[Recorded data]
::::

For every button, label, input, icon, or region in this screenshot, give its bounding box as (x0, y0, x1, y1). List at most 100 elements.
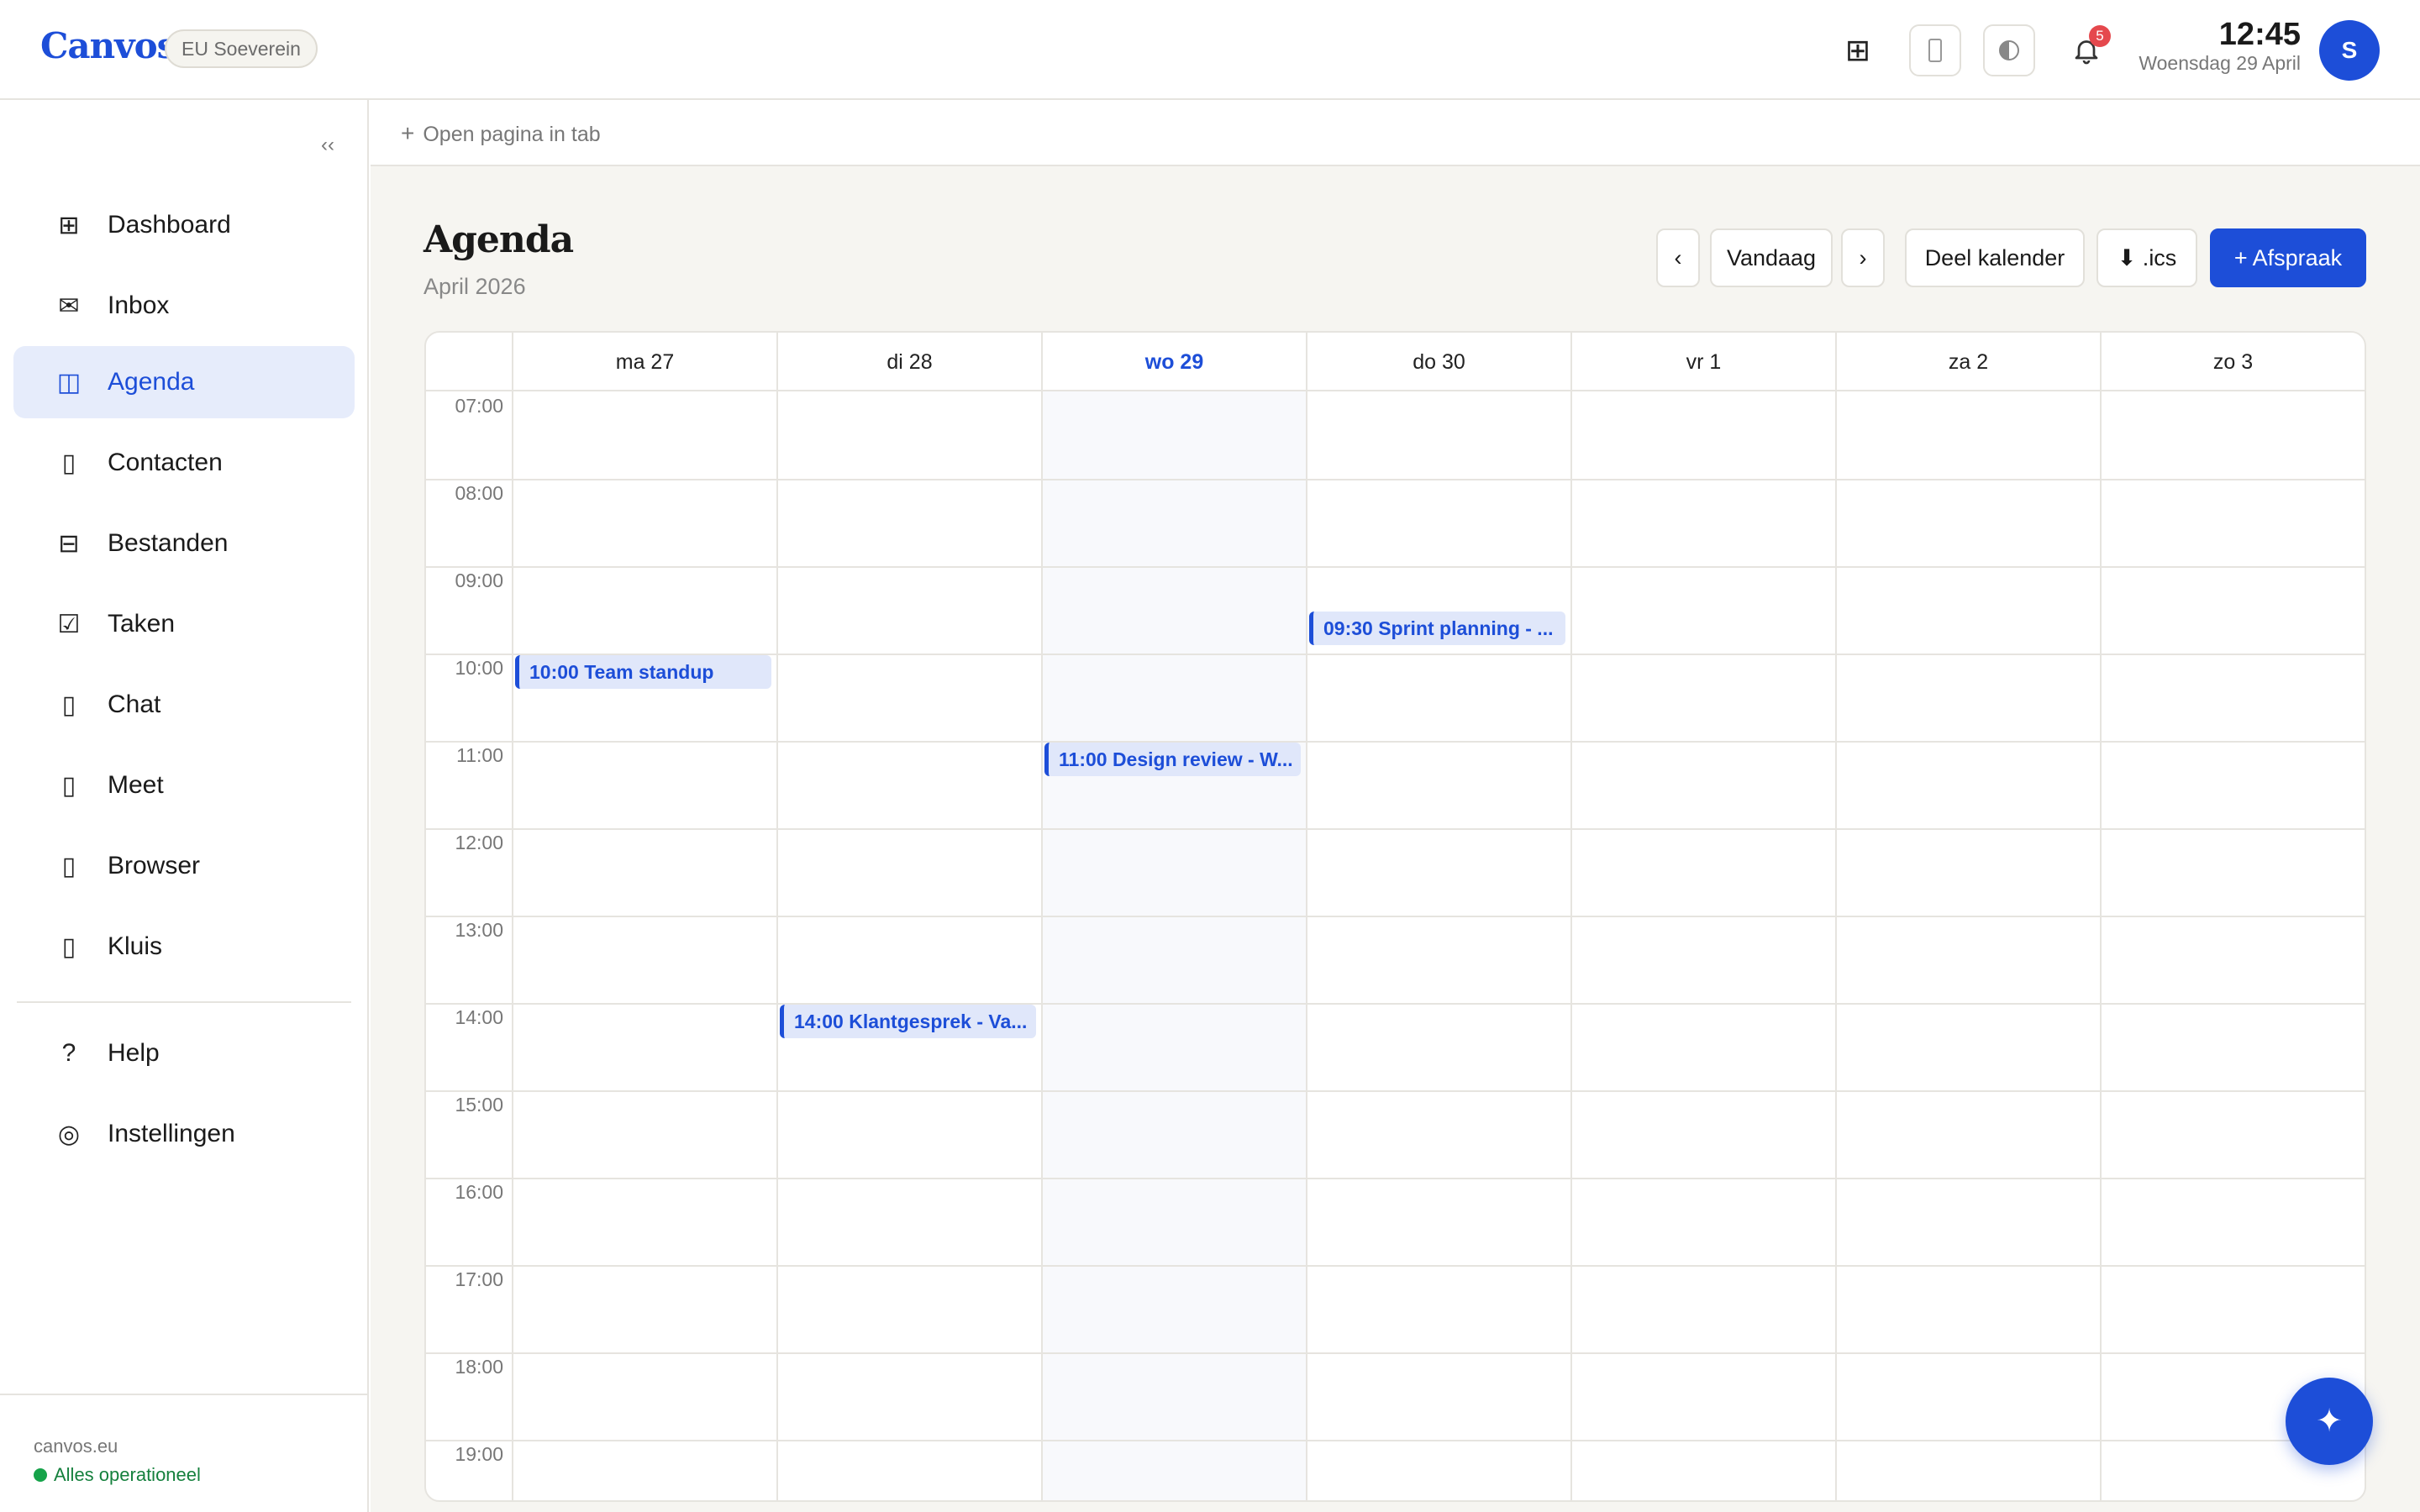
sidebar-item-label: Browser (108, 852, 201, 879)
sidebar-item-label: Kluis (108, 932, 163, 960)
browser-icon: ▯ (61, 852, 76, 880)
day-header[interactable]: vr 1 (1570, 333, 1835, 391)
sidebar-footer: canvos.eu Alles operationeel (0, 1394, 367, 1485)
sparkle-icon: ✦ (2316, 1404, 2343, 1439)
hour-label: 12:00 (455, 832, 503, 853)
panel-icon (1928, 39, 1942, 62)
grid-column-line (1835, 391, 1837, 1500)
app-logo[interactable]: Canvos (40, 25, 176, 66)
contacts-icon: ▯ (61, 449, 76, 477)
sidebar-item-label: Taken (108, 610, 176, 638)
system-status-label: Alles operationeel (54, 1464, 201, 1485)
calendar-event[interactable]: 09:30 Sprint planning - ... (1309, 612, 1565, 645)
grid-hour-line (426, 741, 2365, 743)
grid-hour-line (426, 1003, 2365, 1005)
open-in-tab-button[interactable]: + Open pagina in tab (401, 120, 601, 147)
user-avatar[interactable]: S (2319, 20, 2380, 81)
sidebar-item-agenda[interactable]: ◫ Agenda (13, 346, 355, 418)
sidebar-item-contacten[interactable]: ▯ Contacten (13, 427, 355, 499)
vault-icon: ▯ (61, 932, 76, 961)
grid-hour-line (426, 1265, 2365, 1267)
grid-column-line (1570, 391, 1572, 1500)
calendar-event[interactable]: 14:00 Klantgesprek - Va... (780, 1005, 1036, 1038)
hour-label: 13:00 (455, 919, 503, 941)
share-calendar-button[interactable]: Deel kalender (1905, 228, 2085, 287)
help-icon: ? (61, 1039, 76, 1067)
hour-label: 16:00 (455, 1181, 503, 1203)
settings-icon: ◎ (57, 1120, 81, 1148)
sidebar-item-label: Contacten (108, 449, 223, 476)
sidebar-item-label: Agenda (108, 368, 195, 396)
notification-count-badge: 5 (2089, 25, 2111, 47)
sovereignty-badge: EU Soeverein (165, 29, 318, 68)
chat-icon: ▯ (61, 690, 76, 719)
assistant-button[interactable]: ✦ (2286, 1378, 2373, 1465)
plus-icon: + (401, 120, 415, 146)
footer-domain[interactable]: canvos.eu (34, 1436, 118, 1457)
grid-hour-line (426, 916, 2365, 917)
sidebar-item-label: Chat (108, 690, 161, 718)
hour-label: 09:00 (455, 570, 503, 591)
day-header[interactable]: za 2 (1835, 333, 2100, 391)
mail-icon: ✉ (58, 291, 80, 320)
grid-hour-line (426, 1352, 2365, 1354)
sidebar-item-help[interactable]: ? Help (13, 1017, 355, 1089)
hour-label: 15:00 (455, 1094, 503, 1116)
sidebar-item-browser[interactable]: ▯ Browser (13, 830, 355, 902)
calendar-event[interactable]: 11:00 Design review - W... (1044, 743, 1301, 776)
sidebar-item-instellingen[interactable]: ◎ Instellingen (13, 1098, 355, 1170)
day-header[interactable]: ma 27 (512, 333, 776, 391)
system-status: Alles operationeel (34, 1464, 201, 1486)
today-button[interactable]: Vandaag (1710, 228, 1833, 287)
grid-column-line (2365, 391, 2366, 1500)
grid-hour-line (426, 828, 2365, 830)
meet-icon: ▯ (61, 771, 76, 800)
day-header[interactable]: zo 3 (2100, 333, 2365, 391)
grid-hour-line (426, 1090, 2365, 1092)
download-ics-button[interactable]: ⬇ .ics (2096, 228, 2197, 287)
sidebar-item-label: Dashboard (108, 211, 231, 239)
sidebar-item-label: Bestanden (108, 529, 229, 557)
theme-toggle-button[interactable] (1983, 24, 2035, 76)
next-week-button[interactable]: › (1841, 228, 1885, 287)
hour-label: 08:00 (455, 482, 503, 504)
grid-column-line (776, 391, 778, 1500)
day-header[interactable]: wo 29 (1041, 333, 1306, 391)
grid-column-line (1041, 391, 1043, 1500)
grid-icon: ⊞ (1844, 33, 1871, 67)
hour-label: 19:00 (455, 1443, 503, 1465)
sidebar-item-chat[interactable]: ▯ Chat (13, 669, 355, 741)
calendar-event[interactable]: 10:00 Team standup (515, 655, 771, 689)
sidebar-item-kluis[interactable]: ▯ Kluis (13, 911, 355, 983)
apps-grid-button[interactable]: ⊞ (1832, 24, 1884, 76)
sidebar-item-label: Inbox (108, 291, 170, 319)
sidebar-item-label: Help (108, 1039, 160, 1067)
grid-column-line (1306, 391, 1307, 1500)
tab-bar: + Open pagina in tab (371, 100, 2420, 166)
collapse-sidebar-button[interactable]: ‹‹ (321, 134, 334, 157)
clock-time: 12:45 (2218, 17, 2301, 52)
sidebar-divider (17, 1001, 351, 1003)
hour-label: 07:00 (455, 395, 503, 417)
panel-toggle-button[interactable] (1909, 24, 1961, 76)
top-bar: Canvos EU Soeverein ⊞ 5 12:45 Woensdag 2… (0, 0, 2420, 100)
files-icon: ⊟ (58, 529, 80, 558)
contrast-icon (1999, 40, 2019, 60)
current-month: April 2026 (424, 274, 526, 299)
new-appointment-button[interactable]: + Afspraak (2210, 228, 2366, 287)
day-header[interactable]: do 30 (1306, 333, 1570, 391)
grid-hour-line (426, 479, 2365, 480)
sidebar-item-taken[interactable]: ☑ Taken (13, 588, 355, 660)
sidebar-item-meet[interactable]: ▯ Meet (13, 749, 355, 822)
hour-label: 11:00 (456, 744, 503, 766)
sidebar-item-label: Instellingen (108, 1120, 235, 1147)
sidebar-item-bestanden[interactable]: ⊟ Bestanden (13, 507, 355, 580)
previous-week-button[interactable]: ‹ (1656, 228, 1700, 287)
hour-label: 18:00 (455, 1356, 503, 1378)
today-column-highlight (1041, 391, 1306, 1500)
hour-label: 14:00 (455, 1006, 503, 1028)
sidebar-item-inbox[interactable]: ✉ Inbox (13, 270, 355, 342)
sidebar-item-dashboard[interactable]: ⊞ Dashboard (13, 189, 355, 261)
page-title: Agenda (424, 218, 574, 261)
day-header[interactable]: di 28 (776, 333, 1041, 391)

::::

TASK BRIEF: Pull every line from the recorded data above and reproduce each one unchanged, leaving out the pictures.

OUTPUT:
For every button, label, input, icon, or region in this screenshot, give its bounding box as (x0, y0, x1, y1). List at most 100 elements.
sidebar-item-label: Browser (108, 852, 201, 879)
sidebar-item-label: Kluis (108, 932, 163, 960)
browser-icon: ▯ (61, 852, 76, 880)
day-header[interactable]: vr 1 (1570, 333, 1835, 391)
sidebar-footer: canvos.eu Alles operationeel (0, 1394, 367, 1485)
sparkle-icon: ✦ (2316, 1404, 2343, 1439)
hour-label: 12:00 (455, 832, 503, 853)
panel-icon (1928, 39, 1942, 62)
grid-column-line (1835, 391, 1837, 1500)
app-logo[interactable]: Canvos (40, 25, 176, 66)
contacts-icon: ▯ (61, 449, 76, 477)
sidebar-item-label: Taken (108, 610, 176, 638)
system-status-label: Alles operationeel (54, 1464, 201, 1485)
calendar-event[interactable]: 09:30 Sprint planning - ... (1309, 612, 1565, 645)
grid-hour-line (426, 741, 2365, 743)
grid-hour-line (426, 1003, 2365, 1005)
open-in-tab-button[interactable]: + Open pagina in tab (401, 120, 601, 147)
user-avatar[interactable]: S (2319, 20, 2380, 81)
sidebar-item-agenda[interactable]: ◫ Agenda (13, 346, 355, 418)
sidebar-item-contacten[interactable]: ▯ Contacten (13, 427, 355, 499)
vault-icon: ▯ (61, 932, 76, 961)
grid-hour-line (426, 1265, 2365, 1267)
grid-column-line (1570, 391, 1572, 1500)
calendar-event[interactable]: 14:00 Klantgesprek - Va... (780, 1005, 1036, 1038)
hour-label: 13:00 (455, 919, 503, 941)
share-calendar-button[interactable]: Deel kalender (1905, 228, 2085, 287)
help-icon: ? (61, 1039, 76, 1067)
hour-label: 16:00 (455, 1181, 503, 1203)
settings-icon: ◎ (57, 1120, 81, 1148)
sidebar-item-label: Contacten (108, 449, 223, 476)
sidebar-item-label: Agenda (108, 368, 195, 396)
notification-count-badge: 5 (2089, 25, 2111, 47)
sovereignty-badge: EU Soeverein (165, 29, 318, 68)
chat-icon: ▯ (61, 690, 76, 719)
assistant-button[interactable]: ✦ (2286, 1378, 2373, 1465)
plus-icon: + (401, 120, 415, 146)
footer-domain[interactable]: canvos.eu (34, 1436, 118, 1457)
grid-hour-line (426, 916, 2365, 917)
sidebar-item-label: Chat (108, 690, 161, 718)
hour-label: 09:00 (455, 570, 503, 591)
day-header[interactable]: za 2 (1835, 333, 2100, 391)
mail-icon: ✉ (58, 291, 80, 320)
grid-hour-line (426, 1352, 2365, 1354)
sidebar-item-help[interactable]: ? Help (13, 1017, 355, 1089)
hour-label: 15:00 (455, 1094, 503, 1116)
sidebar-item-browser[interactable]: ▯ Browser (13, 830, 355, 902)
calendar-event[interactable]: 11:00 Design review - W... (1044, 743, 1301, 776)
sidebar-item-instellingen[interactable]: ◎ Instellingen (13, 1098, 355, 1170)
day-header[interactable]: ma 27 (512, 333, 776, 391)
system-status: Alles operationeel (34, 1464, 201, 1486)
today-button[interactable]: Vandaag (1710, 228, 1833, 287)
grid-column-line (2365, 391, 2366, 1500)
grid-hour-line (426, 828, 2365, 830)
meet-icon: ▯ (61, 771, 76, 800)
day-header[interactable]: zo 3 (2100, 333, 2365, 391)
grid-hour-line (426, 1090, 2365, 1092)
download-ics-button[interactable]: ⬇ .ics (2096, 228, 2197, 287)
sidebar-item-label: Dashboard (108, 211, 231, 239)
sidebar-item-label: Bestanden (108, 529, 229, 557)
theme-toggle-button[interactable] (1983, 24, 2035, 76)
next-week-button[interactable]: › (1841, 228, 1885, 287)
hour-label: 08:00 (455, 482, 503, 504)
grid-column-line (776, 391, 778, 1500)
day-header[interactable]: wo 29 (1041, 333, 1306, 391)
grid-column-line (1041, 391, 1043, 1500)
grid-icon: ⊞ (1844, 33, 1871, 67)
hour-label: 19:00 (455, 1443, 503, 1465)
sidebar-item-chat[interactable]: ▯ Chat (13, 669, 355, 741)
calendar-event[interactable]: 10:00 Team standup (515, 655, 771, 689)
sidebar-item-kluis[interactable]: ▯ Kluis (13, 911, 355, 983)
apps-grid-button[interactable]: ⊞ (1832, 24, 1884, 76)
sidebar-item-label: Inbox (108, 291, 170, 319)
sidebar-item-label: Help (108, 1039, 160, 1067)
grid-column-line (1306, 391, 1307, 1500)
tab-bar: + Open pagina in tab (371, 100, 2420, 166)
collapse-sidebar-button[interactable]: ‹‹ (321, 134, 334, 157)
clock-time: 12:45 (2218, 17, 2301, 52)
sidebar-divider (17, 1001, 351, 1003)
hour-label: 07:00 (455, 395, 503, 417)
panel-toggle-button[interactable] (1909, 24, 1961, 76)
top-bar: Canvos EU Soeverein ⊞ 5 12:45 Woensdag 2… (0, 0, 2420, 100)
files-icon: ⊟ (58, 529, 80, 558)
contrast-icon (1999, 40, 2019, 60)
current-month: April 2026 (424, 274, 526, 299)
new-appointment-button[interactable]: + Afspraak (2210, 228, 2366, 287)
day-header[interactable]: do 30 (1306, 333, 1570, 391)
grid-hour-line (426, 479, 2365, 480)
sidebar-item-taken[interactable]: ☑ Taken (13, 588, 355, 660)
sidebar-item-meet[interactable]: ▯ Meet (13, 749, 355, 822)
hour-label: 11:00 (456, 744, 503, 766)
sidebar-item-label: Instellingen (108, 1120, 235, 1147)
sidebar-item-bestanden[interactable]: ⊟ Bestanden (13, 507, 355, 580)
previous-week-button[interactable]: ‹ (1656, 228, 1700, 287)
hour-label: 18:00 (455, 1356, 503, 1378)
today-column-highlight (1041, 391, 1306, 1500)
hour-label: 14:00 (455, 1006, 503, 1028)
sidebar-item-inbox[interactable]: ✉ Inbox (13, 270, 355, 342)
sidebar-item-dashboard[interactable]: ⊞ Dashboard (13, 189, 355, 261)
page-title: Agenda (424, 218, 574, 261)
day-header[interactable]: di 28 (776, 333, 1041, 391)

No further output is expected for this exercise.